===== Supplied records =====

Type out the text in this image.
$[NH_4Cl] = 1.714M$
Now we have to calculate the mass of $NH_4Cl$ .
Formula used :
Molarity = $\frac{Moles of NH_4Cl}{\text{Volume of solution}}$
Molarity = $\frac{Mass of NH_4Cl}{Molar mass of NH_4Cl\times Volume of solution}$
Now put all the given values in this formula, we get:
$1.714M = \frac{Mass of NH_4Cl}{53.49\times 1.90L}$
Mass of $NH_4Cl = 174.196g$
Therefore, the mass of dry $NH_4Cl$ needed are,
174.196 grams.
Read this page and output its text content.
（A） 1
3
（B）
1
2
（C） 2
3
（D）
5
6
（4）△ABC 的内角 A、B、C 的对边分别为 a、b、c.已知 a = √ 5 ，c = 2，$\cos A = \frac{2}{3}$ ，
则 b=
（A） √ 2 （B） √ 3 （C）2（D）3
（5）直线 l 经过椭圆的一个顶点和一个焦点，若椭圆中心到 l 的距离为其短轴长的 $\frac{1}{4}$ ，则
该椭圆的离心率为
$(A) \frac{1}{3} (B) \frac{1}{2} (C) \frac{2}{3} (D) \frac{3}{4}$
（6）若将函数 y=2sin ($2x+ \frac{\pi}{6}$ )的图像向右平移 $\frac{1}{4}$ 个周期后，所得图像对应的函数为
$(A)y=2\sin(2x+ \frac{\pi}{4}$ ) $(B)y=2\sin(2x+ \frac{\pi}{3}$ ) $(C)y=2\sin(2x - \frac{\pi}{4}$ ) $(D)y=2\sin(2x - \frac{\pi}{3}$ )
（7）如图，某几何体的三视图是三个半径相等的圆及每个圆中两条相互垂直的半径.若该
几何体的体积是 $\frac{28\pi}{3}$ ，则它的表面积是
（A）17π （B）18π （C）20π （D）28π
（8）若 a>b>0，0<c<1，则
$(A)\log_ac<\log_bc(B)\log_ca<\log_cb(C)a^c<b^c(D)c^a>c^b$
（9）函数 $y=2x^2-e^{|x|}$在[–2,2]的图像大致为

=====

Return every line above that contains the word "Molarity".

■ **Full output**
Molarity = $\frac{Moles of NH_4Cl}{\text{Volume of solution}}$
Molarity = $\frac{Mass of NH_4Cl}{Molar mass of NH_4Cl\times Volume of solution}$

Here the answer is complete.